Given entries →
--

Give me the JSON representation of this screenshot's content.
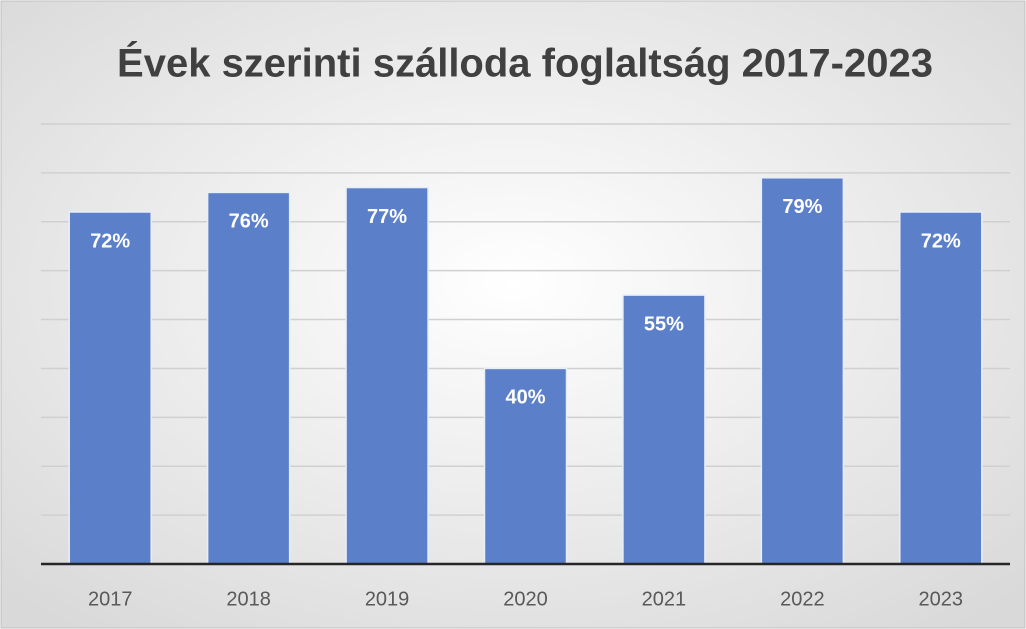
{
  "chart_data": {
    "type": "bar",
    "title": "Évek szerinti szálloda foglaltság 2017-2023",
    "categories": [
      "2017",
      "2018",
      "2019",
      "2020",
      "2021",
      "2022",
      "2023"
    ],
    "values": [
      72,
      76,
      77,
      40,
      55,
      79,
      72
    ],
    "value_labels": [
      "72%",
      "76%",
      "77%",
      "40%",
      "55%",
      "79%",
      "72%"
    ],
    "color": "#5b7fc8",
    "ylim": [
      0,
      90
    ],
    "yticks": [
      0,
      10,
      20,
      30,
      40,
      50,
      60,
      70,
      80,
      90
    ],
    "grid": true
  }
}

--

Exercise →
Images should not appear in the copy; retype the listing above exactly.

Answer for this exercise →
Give me the JSON representation of this screenshot's content.
{
  "chart_data": {
    "type": "bar",
    "title": "Évek szerinti szálloda foglaltság 2017-2023",
    "categories": [
      "2017",
      "2018",
      "2019",
      "2020",
      "2021",
      "2022",
      "2023"
    ],
    "values": [
      72,
      76,
      77,
      40,
      55,
      79,
      72
    ],
    "value_labels": [
      "72%",
      "76%",
      "77%",
      "40%",
      "55%",
      "79%",
      "72%"
    ],
    "color": "#5b7fc8",
    "ylim": [
      0,
      90
    ],
    "yticks": [
      0,
      10,
      20,
      30,
      40,
      50,
      60,
      70,
      80,
      90
    ],
    "grid": true
  }
}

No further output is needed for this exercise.